== Exercise prompt ==
Output all entries verbatim. Skip pictures.
+++ Records for the exercise +++
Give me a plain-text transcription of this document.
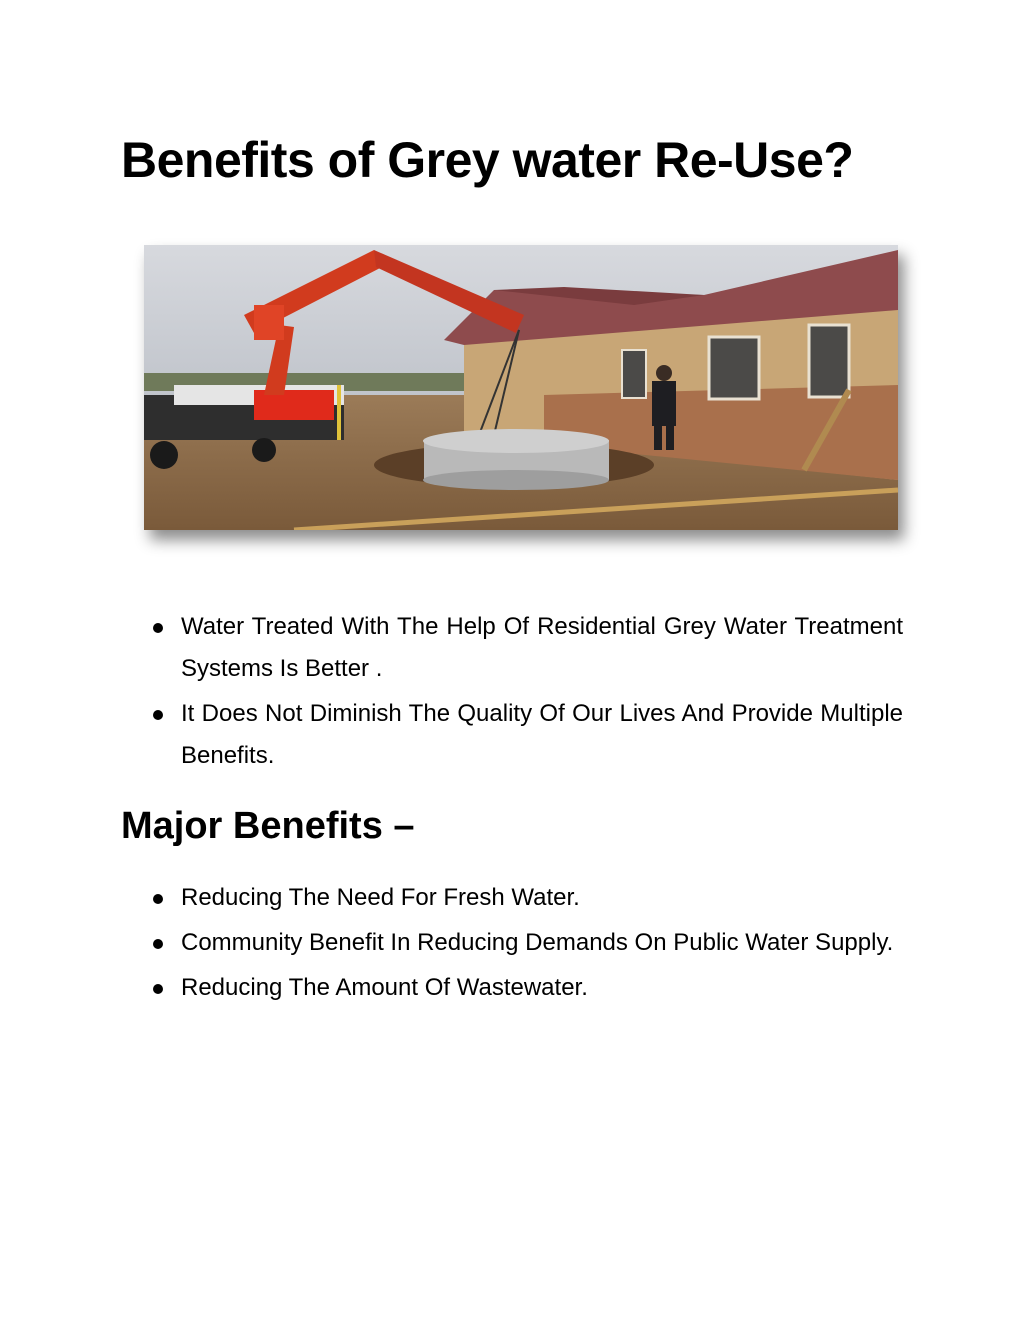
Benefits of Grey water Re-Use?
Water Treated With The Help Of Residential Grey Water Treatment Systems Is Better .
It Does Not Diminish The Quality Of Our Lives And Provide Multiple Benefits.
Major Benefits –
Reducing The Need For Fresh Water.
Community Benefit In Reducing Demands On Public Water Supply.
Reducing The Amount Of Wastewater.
+++
== Full solution ==
Give me a plain-text transcription of this document.
Benefits of Grey water Re-Use?
Water Treated With The Help Of Residential Grey Water Treatment Systems Is Better .
It Does Not Diminish The Quality Of Our Lives And Provide Multiple Benefits.
Major Benefits –
Reducing The Need For Fresh Water.
Community Benefit In Reducing Demands On Public Water Supply.
Reducing The Amount Of Wastewater.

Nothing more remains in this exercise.